DOKUMEN SUMBER.
Gocah Pahlawan wafat pada tahun 1653 dan digantikan oleh puteranya
Tuangku Panglima Perunggit, yang kemudian memproklamirkan kemerdekaan
Kesultanan Deli dari Kesultanan Aceh pada tahun 1669, dengan ibukotanya
di Labuhan, kira-kira 20 km dari Medan.
Jhon Anderson seorang Inggris melakukan kunjungan ke Kampung Medan tahun
1823 dan mencatat dalam bukunya Mission to the East Coast of Sumatera
bahwa penduduk Kampung Medan pada waktu itu masih berjumlah 200 orang
tapi dia hanya melihat penduduk yang berdiam dipertemuan antara dua
sungai tersebut. Anderson menyebutkan dalam bukunya “Mission to the East
Coast of Sumatera“ (terbitan Edinburg 1826) bahwa sepanjang sungai Deli
hingga ke dinding tembok mesjid Kampung Medan di bangun dengan
batu-batu granit berbentuk bujur sangkar. Batu-batu ini diambil dari
sebuah Candi Hindu Kuno di Jawa.
Pesatnya perkembangan Kampung "Medan Putri", juga tidak terlepas dari
perkebunan tembakau yang sangat terkenal dengan tembakau Delinya, yang
merupakan tembakau terbaik untuk pembungkus cerutu. Pada tahun 1863,
Sultan Deli memberikan kepada Nienhuys Van der Falk dan Elliot dari
Firma Van Keeuwen en Mainz & Co, tanah seluas 4.000 bahu (1 bahu =
0,74 ha) secara erfpacht 20 tahun di Tanjung Sepassi, dekat Labuhan.

Daftar elemen dan wilayah.
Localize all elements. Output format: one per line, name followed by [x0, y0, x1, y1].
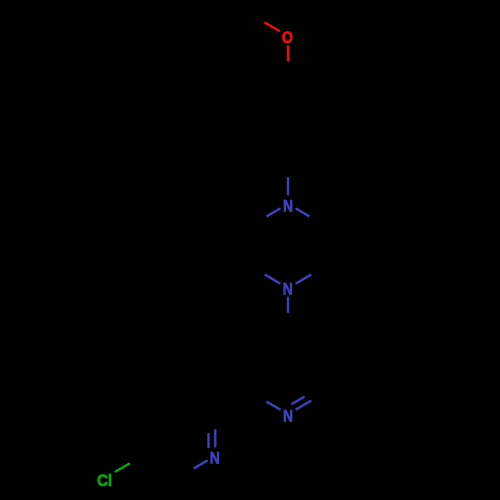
- bond N1-PC2R: [296, 209, 324, 225]
- bond B3-B2: [179, 393, 215, 414]
- bond A2-AN1: [296, 393, 324, 409]
- double bond inner line B6=B5: [151, 453, 177, 468]
- bond B6-B5: [143, 456, 179, 477]
- double bond inner line B4=B3: [151, 402, 177, 417]
- bond A4-A3: [288, 330, 324, 351]
- bond C4-C3L: [252, 141, 288, 162]
- bond C4-N1: [287, 162, 289, 194]
- bond C1-C2R: [288, 78, 324, 99]
- bond B5-B4: [141, 414, 143, 456]
- bond PC3L-N4: [252, 267, 280, 283]
- svg-text:N: N: [210, 450, 220, 468]
- double bond inner line A6=A5: [257, 357, 259, 387]
- bond A3-A2: [323, 351, 325, 393]
- double bond inner line C2R=C3R: [316, 105, 318, 135]
- bond C2L-C1: [252, 78, 288, 99]
- bond A6-A5: [250, 351, 252, 393]
- svg-text:N: N: [283, 281, 293, 299]
- bond N4-A4: [287, 298, 289, 330]
- bond BN1-B6: [179, 461, 207, 477]
- bond CH3-O: [252, 15, 279, 31]
- svg-text:N: N: [283, 198, 293, 216]
- bond B4-B3: [143, 393, 179, 414]
- svg-text:N: N: [283, 407, 293, 425]
- bond N1-PC2L: [252, 209, 280, 225]
- bond A6-B2: [215, 393, 251, 414]
- bond C3R-C4: [288, 141, 324, 162]
- bond B5-CL: [116, 456, 143, 472]
- bond B2-BN1: [214, 414, 216, 446]
- bond AN1-A6: [252, 393, 280, 409]
- bond O-C1: [287, 47, 289, 79]
- bond A5-A4: [252, 330, 288, 351]
- bond C2R-C3R: [323, 99, 325, 141]
- double bond inner line B2=BN1: [207, 421, 209, 447]
- double bond inner line A2=AN1: [292, 391, 315, 404]
- bond PC2L-PC3L: [250, 225, 252, 267]
- bond PC2R-PC3R: [323, 225, 325, 267]
- svg-text:O: O: [282, 29, 293, 47]
- double bond inner line C3L=C2L: [257, 105, 259, 135]
- bond PC3R-N4: [296, 267, 324, 283]
- svg-text:Cl: Cl: [97, 472, 112, 490]
- double bond inner line A5=A4: [260, 339, 286, 354]
- double bond inner line C2L=C1: [260, 87, 286, 102]
- bond C3L-C2L: [250, 99, 252, 141]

TUGAS ANDA.
Apakah setiap pernyataan di bawah ini sesuai dengan teks tentang sejarah Kampung Medan? Jawab ya atau tidak, lalu kutip kata-kata teks yang menentukan jawabannya.
1. Tuangku Panglima Perunggit memproklamirkan kemerdekaan Kesultanan Deli dari Kesultanan Aceh pada tahun 1669.
2. Buku Anderson "Mission to the East Coast of Sumatera" diterbitkan di London.
3. Tanah di Tanjung Sepassi diberikan secara erfpacht selama 50 tahun.

JAWABAN TUGAS.
1. Ya: "memproklamirkan kemerdekaan Kesultanan Deli dari Kesultanan Aceh pada tahun 1669"
2. Tidak: "terbitan Edinburg 1826"
3. Tidak: "secara erfpacht 20 tahun di Tanjung Sepassi"